Directive: Search the material for the word "harvesting" and copy each line that holds it.

Record extracts:
%%

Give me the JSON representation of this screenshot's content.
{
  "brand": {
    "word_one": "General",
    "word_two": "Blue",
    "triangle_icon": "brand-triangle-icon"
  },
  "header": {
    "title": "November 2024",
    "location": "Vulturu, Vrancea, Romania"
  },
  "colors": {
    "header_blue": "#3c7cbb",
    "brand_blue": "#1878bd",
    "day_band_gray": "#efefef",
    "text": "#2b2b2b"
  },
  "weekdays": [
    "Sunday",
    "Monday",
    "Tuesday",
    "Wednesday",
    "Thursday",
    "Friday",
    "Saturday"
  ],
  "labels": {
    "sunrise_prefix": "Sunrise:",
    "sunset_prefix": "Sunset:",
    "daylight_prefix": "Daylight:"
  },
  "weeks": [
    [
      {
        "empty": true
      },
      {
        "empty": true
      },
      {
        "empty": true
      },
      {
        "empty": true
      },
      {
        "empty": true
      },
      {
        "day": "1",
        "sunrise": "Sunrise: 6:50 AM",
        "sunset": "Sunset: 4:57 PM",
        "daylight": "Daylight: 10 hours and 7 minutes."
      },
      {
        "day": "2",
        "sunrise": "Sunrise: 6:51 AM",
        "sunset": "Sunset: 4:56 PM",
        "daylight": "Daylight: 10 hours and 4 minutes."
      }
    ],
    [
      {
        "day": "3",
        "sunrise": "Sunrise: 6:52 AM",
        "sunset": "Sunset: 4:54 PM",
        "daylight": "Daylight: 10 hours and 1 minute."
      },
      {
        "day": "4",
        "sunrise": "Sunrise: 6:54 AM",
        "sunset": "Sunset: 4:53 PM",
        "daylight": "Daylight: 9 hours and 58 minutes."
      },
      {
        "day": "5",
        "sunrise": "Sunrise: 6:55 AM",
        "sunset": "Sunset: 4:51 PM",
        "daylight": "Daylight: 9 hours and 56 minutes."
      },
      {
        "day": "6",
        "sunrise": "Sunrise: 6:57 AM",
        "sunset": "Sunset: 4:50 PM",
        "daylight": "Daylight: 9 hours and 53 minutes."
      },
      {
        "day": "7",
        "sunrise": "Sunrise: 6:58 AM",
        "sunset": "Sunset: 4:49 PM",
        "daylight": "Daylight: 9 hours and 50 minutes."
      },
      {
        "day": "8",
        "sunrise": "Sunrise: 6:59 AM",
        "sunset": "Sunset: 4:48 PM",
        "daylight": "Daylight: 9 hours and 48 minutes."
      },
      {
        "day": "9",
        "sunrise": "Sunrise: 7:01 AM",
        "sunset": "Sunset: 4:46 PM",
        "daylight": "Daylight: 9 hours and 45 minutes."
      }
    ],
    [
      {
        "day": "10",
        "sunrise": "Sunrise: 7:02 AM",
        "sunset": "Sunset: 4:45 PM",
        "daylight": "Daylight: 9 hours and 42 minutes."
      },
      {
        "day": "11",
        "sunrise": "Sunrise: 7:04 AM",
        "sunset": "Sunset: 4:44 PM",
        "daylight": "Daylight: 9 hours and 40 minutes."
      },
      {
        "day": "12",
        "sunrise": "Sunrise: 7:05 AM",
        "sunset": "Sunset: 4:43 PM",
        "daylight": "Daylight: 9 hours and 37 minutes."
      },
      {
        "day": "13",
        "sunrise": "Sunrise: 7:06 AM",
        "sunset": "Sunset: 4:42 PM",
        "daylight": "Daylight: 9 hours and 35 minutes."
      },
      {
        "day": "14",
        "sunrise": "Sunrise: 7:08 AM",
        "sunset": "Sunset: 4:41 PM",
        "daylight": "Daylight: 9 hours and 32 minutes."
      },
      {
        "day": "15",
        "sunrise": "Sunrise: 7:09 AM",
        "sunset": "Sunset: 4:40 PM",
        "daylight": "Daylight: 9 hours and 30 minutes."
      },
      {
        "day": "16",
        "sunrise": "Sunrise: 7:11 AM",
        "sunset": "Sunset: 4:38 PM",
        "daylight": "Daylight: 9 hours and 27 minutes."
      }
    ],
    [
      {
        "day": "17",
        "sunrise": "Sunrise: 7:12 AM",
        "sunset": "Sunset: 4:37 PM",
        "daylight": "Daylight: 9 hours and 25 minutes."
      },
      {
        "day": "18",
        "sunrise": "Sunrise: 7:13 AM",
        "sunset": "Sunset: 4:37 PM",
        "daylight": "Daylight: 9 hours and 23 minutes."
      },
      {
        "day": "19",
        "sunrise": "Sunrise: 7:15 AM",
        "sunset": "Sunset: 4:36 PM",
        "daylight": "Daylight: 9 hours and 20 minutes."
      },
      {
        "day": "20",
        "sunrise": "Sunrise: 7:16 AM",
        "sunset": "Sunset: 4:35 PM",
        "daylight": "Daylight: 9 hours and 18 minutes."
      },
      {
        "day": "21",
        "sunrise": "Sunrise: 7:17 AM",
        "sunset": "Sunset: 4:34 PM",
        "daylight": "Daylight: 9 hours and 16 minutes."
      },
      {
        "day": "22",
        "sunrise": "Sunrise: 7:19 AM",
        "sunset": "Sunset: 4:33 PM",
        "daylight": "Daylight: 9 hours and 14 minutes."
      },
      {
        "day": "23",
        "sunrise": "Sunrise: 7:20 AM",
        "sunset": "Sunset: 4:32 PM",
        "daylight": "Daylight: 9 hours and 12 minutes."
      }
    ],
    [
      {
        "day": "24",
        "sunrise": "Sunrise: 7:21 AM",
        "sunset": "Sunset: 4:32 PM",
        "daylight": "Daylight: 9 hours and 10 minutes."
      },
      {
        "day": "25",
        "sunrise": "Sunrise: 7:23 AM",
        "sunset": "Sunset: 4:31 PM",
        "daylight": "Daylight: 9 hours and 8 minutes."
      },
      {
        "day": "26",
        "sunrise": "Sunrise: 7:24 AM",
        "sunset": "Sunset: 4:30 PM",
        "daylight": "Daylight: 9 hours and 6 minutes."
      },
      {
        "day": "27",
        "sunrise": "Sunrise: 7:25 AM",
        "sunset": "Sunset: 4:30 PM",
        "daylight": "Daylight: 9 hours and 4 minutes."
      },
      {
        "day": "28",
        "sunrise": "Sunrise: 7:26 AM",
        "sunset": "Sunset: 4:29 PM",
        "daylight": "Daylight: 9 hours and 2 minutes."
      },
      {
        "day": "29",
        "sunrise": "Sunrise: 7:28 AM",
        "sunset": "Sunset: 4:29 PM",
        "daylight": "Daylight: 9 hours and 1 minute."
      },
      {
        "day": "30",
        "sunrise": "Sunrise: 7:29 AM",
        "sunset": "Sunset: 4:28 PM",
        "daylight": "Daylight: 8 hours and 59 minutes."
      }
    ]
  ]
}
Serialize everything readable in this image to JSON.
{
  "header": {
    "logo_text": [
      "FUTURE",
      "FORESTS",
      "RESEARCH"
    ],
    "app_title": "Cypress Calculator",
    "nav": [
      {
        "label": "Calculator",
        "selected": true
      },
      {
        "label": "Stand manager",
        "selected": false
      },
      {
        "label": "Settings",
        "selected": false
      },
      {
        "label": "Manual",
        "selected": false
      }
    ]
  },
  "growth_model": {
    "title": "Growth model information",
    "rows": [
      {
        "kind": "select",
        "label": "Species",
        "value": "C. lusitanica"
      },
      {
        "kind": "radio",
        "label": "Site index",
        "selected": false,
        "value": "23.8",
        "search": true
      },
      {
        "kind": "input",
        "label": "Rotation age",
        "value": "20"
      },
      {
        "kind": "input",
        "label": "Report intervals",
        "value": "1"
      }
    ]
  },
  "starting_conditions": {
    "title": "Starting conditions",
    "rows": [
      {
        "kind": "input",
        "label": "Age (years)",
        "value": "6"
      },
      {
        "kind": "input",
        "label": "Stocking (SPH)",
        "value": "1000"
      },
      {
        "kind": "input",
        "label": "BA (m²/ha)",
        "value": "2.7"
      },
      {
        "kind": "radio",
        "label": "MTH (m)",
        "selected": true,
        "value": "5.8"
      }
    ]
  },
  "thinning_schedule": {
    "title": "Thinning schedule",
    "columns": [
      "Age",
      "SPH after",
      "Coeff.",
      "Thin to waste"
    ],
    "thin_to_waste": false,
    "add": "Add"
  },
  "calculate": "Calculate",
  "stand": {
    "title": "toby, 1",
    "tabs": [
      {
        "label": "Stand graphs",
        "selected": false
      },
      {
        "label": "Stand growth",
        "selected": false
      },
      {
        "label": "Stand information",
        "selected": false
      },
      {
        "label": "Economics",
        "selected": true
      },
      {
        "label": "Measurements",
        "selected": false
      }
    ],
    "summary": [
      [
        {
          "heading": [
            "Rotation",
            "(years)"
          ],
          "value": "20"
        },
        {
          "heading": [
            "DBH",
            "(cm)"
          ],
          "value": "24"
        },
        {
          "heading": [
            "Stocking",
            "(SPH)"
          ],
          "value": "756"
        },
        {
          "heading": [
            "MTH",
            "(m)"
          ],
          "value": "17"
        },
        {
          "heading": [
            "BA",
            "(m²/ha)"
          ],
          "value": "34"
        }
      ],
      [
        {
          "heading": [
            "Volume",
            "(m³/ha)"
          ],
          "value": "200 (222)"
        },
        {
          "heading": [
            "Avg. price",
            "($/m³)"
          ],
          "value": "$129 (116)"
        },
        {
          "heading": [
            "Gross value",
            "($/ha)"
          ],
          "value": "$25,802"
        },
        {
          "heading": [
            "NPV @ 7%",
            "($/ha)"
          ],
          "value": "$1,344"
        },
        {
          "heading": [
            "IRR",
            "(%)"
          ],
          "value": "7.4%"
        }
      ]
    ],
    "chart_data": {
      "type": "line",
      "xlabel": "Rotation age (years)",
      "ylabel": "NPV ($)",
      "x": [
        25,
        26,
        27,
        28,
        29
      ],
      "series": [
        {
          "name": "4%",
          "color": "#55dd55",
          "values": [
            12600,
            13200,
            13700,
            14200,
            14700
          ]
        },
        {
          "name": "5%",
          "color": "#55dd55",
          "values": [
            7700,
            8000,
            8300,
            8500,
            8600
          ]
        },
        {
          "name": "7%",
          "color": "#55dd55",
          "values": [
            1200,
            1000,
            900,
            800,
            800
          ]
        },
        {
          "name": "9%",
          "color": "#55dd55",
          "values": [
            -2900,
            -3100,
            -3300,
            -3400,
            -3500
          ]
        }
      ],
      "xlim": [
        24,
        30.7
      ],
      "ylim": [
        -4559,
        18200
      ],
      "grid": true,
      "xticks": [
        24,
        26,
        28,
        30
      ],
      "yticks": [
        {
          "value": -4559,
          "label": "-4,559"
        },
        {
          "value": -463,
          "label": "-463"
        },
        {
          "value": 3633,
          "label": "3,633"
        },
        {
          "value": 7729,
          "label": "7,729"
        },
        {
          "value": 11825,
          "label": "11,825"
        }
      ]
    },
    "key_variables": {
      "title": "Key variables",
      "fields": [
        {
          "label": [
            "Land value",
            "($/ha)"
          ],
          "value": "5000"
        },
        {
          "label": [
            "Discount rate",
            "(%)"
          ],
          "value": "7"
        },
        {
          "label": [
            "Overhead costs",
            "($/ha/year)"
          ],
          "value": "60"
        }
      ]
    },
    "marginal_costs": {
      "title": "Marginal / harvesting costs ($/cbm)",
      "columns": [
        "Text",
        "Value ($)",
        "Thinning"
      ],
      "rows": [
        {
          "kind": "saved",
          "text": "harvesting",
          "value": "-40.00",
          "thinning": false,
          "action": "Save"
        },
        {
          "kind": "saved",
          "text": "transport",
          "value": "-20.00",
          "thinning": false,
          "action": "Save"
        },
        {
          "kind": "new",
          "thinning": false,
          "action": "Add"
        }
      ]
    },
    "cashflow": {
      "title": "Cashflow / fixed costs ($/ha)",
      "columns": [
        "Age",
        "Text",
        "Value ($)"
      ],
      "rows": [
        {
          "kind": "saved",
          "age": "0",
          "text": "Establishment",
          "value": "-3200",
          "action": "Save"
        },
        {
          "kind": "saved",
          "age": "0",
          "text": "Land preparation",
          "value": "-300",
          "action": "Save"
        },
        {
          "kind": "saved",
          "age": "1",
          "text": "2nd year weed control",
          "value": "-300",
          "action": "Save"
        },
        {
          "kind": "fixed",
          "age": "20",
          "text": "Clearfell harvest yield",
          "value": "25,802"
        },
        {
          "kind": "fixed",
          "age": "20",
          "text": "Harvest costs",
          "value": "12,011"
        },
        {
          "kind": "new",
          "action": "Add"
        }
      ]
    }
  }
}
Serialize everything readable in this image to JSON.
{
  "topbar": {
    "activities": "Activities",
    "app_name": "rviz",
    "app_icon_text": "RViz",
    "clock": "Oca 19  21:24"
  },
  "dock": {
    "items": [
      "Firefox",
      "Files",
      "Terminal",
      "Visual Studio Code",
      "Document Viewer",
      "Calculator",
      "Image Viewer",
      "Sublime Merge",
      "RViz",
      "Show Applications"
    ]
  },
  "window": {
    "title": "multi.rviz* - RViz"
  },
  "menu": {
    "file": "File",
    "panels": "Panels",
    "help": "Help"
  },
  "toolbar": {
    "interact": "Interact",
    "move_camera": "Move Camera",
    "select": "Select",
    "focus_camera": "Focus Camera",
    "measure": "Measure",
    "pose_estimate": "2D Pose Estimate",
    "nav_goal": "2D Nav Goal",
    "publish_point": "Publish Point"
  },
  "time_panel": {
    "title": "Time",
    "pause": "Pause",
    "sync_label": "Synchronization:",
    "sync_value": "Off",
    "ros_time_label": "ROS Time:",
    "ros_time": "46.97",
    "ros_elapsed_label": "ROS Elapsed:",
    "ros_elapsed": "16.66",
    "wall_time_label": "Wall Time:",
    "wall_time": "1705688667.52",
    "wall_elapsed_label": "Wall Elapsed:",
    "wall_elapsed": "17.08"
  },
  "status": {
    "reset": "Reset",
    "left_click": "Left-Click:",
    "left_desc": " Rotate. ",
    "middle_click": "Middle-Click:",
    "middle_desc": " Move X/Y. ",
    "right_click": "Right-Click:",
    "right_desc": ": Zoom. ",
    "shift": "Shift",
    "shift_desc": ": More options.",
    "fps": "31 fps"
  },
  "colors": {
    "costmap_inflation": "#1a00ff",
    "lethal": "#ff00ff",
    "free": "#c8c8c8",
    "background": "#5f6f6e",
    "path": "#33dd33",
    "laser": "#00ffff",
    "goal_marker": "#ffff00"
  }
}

%%

Output for this task:
      "title": "Marginal / harvesting costs ($/cbm)",
          "text": "harvesting",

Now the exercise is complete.